Given request
Write down each entry again, exactly as it reads.

Data for this task
-*-*-
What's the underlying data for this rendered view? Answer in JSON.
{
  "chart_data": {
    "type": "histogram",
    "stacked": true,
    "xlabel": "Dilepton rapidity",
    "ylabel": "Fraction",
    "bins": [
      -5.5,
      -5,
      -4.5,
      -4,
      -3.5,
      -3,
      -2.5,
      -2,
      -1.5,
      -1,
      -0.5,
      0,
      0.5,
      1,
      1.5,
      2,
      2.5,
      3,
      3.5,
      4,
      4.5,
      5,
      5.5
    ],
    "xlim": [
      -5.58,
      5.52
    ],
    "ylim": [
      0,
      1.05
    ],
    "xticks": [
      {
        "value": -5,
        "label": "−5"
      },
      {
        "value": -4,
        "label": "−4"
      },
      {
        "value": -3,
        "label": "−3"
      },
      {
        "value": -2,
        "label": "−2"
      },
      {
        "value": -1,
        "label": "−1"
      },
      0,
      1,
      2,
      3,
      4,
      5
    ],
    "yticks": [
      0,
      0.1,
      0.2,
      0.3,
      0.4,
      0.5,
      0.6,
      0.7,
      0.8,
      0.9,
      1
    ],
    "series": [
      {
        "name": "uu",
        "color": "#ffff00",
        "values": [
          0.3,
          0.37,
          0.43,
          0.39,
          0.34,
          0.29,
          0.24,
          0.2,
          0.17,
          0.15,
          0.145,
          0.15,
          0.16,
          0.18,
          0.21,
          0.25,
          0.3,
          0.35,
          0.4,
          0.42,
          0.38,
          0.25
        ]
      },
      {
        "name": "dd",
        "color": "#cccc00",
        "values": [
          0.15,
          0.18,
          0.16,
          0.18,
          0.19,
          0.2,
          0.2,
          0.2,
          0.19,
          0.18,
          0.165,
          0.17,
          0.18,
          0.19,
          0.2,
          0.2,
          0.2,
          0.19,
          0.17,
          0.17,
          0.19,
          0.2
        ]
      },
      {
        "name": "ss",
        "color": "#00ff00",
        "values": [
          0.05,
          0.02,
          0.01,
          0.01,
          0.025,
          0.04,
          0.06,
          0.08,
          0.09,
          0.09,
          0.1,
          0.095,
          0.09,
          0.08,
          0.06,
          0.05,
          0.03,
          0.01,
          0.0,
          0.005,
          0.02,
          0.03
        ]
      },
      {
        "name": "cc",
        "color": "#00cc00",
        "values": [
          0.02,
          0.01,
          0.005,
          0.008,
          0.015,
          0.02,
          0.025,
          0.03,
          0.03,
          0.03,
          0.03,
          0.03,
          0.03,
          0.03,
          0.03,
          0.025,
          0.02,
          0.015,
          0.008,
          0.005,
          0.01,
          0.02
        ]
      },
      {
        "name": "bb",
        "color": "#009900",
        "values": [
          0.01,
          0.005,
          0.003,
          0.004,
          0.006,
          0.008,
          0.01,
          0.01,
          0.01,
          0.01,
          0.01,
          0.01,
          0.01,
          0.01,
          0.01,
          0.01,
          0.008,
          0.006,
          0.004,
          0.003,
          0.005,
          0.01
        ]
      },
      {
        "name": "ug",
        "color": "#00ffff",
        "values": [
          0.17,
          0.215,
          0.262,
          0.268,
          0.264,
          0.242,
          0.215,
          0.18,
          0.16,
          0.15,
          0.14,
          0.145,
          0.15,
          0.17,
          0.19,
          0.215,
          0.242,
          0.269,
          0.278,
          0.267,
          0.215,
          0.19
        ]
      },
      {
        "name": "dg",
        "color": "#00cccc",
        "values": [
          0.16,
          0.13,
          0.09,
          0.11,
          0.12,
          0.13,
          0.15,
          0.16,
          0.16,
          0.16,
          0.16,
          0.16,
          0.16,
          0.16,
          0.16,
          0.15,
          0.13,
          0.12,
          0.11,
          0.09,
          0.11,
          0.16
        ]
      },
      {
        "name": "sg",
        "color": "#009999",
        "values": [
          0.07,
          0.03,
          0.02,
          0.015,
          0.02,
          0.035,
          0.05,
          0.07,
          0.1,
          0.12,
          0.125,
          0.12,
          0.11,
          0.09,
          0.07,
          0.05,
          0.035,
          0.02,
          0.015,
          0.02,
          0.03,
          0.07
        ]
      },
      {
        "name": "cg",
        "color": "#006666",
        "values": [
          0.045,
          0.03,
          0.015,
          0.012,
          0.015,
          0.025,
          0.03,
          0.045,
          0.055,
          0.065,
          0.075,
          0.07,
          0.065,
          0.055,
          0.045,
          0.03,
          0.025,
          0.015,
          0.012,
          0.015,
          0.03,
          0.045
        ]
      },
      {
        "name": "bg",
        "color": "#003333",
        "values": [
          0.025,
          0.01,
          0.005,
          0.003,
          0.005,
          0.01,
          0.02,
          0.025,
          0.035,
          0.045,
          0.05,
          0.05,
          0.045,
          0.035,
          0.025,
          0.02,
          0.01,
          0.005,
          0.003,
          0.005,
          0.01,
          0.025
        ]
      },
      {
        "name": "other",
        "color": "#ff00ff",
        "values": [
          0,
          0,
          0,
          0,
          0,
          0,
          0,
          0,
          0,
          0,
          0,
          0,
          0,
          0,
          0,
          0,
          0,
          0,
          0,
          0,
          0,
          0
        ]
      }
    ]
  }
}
-*-*-
Correct result
What's the underlying data for this rendered view? Answer in JSON.
{
  "chart_data": {
    "type": "histogram",
    "stacked": true,
    "xlabel": "Dilepton rapidity",
    "ylabel": "Fraction",
    "bins": [
      -5.5,
      -5,
      -4.5,
      -4,
      -3.5,
      -3,
      -2.5,
      -2,
      -1.5,
      -1,
      -0.5,
      0,
      0.5,
      1,
      1.5,
      2,
      2.5,
      3,
      3.5,
      4,
      4.5,
      5,
      5.5
    ],
    "xlim": [
      -5.58,
      5.52
    ],
    "ylim": [
      0,
      1.05
    ],
    "xticks": [
      {
        "value": -5,
        "label": "−5"
      },
      {
        "value": -4,
        "label": "−4"
      },
      {
        "value": -3,
        "label": "−3"
      },
      {
        "value": -2,
        "label": "−2"
      },
      {
        "value": -1,
        "label": "−1"
      },
      0,
      1,
      2,
      3,
      4,
      5
    ],
    "yticks": [
      0,
      0.1,
      0.2,
      0.3,
      0.4,
      0.5,
      0.6,
      0.7,
      0.8,
      0.9,
      1
    ],
    "series": [
      {
        "name": "uu",
        "color": "#ffff00",
        "values": [
          0.3,
          0.37,
          0.43,
          0.39,
          0.34,
          0.29,
          0.24,
          0.2,
          0.17,
          0.15,
          0.145,
          0.15,
          0.16,
          0.18,
          0.21,
          0.25,
          0.3,
          0.35,
          0.4,
          0.42,
          0.38,
          0.25
        ]
      },
      {
        "name": "dd",
        "color": "#cccc00",
        "values": [
          0.15,
          0.18,
          0.16,
          0.18,
          0.19,
          0.2,
          0.2,
          0.2,
          0.19,
          0.18,
          0.165,
          0.17,
          0.18,
          0.19,
          0.2,
          0.2,
          0.2,
          0.19,
          0.17,
          0.17,
          0.19,
          0.2
        ]
      },
      {
        "name": "ss",
        "color": "#00ff00",
        "values": [
          0.05,
          0.02,
          0.01,
          0.01,
          0.025,
          0.04,
          0.06,
          0.08,
          0.09,
          0.09,
          0.1,
          0.095,
          0.09,
          0.08,
          0.06,
          0.05,
          0.03,
          0.01,
          0.0,
          0.005,
          0.02,
          0.03
        ]
      },
      {
        "name": "cc",
        "color": "#00cc00",
        "values": [
          0.02,
          0.01,
          0.005,
          0.008,
          0.015,
          0.02,
          0.025,
          0.03,
          0.03,
          0.03,
          0.03,
          0.03,
          0.03,
          0.03,
          0.03,
          0.025,
          0.02,
          0.015,
          0.008,
          0.005,
          0.01,
          0.02
        ]
      },
      {
        "name": "bb",
        "color": "#009900",
        "values": [
          0.01,
          0.005,
          0.003,
          0.004,
          0.006,
          0.008,
          0.01,
          0.01,
          0.01,
          0.01,
          0.01,
          0.01,
          0.01,
          0.01,
          0.01,
          0.01,
          0.008,
          0.006,
          0.004,
          0.003,
          0.005,
          0.01
        ]
      },
      {
        "name": "ug",
        "color": "#00ffff",
        "values": [
          0.17,
          0.215,
          0.262,
          0.268,
          0.264,
          0.242,
          0.215,
          0.18,
          0.16,
          0.15,
          0.14,
          0.145,
          0.15,
          0.17,
          0.19,
          0.215,
          0.242,
          0.269,
          0.278,
          0.267,
          0.215,
          0.19
        ]
      },
      {
        "name": "dg",
        "color": "#00cccc",
        "values": [
          0.16,
          0.13,
          0.09,
          0.11,
          0.12,
          0.13,
          0.15,
          0.16,
          0.16,
          0.16,
          0.16,
          0.16,
          0.16,
          0.16,
          0.16,
          0.15,
          0.13,
          0.12,
          0.11,
          0.09,
          0.11,
          0.16
        ]
      },
      {
        "name": "sg",
        "color": "#009999",
        "values": [
          0.07,
          0.03,
          0.02,
          0.015,
          0.02,
          0.035,
          0.05,
          0.07,
          0.1,
          0.12,
          0.125,
          0.12,
          0.11,
          0.09,
          0.07,
          0.05,
          0.035,
          0.02,
          0.015,
          0.02,
          0.03,
          0.07
        ]
      },
      {
        "name": "cg",
        "color": "#006666",
        "values": [
          0.045,
          0.03,
          0.015,
          0.012,
          0.015,
          0.025,
          0.03,
          0.045,
          0.055,
          0.065,
          0.075,
          0.07,
          0.065,
          0.055,
          0.045,
          0.03,
          0.025,
          0.015,
          0.012,
          0.015,
          0.03,
          0.045
        ]
      },
      {
        "name": "bg",
        "color": "#003333",
        "values": [
          0.025,
          0.01,
          0.005,
          0.003,
          0.005,
          0.01,
          0.02,
          0.025,
          0.035,
          0.045,
          0.05,
          0.05,
          0.045,
          0.035,
          0.025,
          0.02,
          0.01,
          0.005,
          0.003,
          0.005,
          0.01,
          0.025
        ]
      },
      {
        "name": "other",
        "color": "#ff00ff",
        "values": [
          0,
          0,
          0,
          0,
          0,
          0,
          0,
          0,
          0,
          0,
          0,
          0,
          0,
          0,
          0,
          0,
          0,
          0,
          0,
          0,
          0,
          0
        ]
      }
    ]
  }
}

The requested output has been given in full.